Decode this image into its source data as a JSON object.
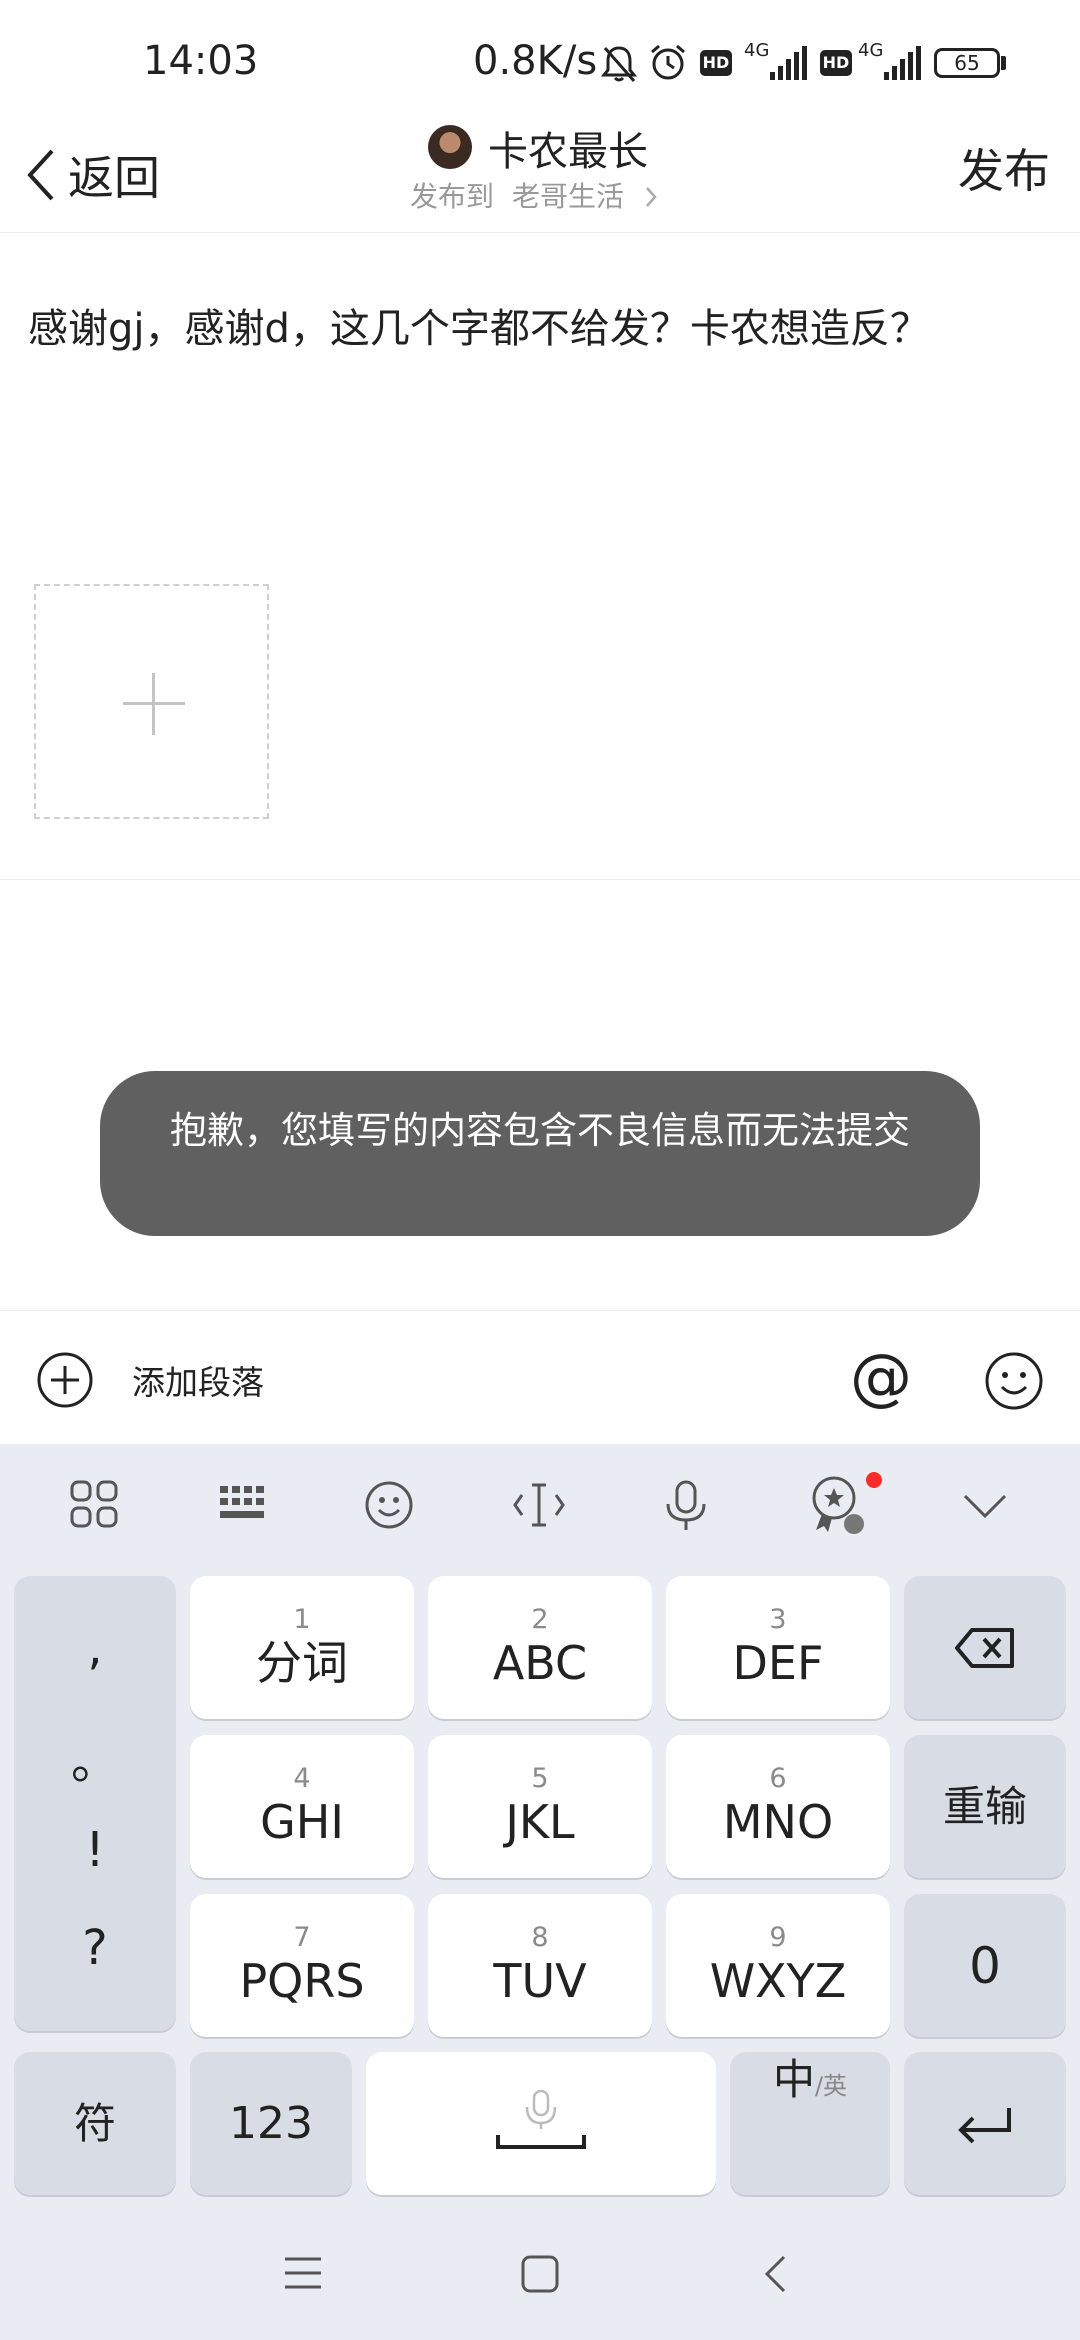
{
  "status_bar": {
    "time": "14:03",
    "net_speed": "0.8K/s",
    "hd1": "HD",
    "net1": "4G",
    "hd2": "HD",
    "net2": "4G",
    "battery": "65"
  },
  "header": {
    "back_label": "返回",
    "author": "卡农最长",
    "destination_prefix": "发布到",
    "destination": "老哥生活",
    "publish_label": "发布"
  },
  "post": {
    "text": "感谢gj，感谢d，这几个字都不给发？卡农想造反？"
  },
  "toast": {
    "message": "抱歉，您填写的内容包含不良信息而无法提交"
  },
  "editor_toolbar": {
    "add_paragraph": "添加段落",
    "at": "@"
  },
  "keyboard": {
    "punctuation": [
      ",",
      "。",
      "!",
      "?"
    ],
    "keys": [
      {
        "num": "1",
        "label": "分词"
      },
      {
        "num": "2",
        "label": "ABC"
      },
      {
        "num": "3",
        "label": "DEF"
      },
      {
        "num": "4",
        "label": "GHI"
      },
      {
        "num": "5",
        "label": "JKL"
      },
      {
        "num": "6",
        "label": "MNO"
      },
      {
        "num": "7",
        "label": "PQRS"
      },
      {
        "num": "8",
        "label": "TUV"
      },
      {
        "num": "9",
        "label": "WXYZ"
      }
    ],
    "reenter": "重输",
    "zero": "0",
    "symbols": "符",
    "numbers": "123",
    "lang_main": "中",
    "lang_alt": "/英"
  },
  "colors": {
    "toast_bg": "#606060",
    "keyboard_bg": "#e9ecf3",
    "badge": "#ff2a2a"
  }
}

* * *

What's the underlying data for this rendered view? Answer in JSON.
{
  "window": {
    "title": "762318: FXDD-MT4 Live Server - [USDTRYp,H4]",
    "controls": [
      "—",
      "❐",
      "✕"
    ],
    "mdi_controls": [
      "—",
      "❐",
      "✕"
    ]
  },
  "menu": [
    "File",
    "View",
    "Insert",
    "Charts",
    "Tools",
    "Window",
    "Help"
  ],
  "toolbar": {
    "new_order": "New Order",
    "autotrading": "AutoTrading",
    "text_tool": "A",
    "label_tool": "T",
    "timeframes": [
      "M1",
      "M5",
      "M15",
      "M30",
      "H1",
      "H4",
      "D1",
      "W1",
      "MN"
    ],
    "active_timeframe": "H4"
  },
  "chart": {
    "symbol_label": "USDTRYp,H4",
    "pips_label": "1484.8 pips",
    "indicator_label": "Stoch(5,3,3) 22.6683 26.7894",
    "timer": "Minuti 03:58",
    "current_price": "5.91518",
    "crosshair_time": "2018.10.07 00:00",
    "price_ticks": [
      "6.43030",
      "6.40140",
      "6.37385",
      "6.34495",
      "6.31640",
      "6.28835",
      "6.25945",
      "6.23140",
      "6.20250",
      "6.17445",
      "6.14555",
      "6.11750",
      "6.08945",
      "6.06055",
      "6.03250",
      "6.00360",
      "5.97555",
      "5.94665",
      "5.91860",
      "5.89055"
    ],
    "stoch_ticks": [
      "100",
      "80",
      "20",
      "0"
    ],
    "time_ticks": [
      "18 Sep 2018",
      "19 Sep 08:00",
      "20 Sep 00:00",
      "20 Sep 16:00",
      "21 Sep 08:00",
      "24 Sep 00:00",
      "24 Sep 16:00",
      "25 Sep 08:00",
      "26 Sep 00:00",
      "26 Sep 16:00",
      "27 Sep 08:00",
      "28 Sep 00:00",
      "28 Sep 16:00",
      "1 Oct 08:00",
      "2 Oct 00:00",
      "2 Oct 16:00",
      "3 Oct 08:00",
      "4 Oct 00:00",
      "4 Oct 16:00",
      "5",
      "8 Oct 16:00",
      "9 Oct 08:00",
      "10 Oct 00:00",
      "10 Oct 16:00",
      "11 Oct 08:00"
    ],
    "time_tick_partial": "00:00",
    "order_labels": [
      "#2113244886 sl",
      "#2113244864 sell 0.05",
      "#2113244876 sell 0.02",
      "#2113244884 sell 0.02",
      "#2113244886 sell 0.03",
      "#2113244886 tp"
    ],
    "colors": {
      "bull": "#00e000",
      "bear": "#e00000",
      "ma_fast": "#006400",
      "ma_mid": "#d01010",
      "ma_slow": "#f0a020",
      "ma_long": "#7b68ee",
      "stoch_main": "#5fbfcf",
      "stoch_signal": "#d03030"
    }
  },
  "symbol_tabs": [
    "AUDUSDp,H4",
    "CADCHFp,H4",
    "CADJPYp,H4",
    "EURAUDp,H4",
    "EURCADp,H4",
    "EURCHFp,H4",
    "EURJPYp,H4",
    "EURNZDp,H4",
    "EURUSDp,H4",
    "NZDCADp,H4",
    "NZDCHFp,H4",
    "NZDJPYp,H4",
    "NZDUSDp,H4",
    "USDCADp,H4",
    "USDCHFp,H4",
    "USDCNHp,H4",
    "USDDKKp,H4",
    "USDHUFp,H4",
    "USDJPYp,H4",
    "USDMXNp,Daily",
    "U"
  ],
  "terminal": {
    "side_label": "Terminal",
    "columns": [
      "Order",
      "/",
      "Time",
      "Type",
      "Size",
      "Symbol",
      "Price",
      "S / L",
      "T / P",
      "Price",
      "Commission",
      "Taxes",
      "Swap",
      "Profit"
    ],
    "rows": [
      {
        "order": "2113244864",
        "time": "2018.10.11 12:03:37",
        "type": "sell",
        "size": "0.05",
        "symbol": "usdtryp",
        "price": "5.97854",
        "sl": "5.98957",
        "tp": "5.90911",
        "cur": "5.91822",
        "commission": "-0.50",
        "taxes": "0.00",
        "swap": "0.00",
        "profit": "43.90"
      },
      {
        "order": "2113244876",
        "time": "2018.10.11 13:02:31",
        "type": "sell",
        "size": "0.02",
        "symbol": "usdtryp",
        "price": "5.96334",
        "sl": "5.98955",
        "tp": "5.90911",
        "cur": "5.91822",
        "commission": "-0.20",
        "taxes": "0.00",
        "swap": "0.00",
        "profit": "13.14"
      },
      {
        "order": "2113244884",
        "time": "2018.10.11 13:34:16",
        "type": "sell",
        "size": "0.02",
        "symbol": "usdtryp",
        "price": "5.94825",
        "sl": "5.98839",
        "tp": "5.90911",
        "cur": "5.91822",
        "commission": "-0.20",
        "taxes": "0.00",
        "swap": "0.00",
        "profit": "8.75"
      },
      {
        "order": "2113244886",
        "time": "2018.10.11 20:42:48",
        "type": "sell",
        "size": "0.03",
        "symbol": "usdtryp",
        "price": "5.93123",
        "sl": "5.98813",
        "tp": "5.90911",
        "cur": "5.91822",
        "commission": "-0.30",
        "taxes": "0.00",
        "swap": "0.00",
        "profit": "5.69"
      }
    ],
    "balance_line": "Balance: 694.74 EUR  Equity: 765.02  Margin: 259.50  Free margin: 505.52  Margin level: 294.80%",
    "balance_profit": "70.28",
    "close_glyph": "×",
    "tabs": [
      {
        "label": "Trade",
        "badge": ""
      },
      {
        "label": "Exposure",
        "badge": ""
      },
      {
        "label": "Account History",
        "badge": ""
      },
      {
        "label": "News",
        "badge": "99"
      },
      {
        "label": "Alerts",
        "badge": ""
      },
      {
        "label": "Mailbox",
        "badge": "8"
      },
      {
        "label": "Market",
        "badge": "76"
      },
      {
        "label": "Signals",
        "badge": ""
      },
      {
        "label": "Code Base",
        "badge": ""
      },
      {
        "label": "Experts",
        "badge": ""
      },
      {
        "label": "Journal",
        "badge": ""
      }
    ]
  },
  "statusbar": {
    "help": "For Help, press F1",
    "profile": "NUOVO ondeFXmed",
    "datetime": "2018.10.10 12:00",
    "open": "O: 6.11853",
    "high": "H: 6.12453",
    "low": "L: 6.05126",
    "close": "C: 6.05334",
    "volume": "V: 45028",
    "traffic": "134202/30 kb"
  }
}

| SET TASK |
Copy each line of the records above that carries the word "data".

| FINISHED ANSWER |
Decode this image into its source data as a JSON object.
What's the underlying data for this rendered view? Answer in JSON.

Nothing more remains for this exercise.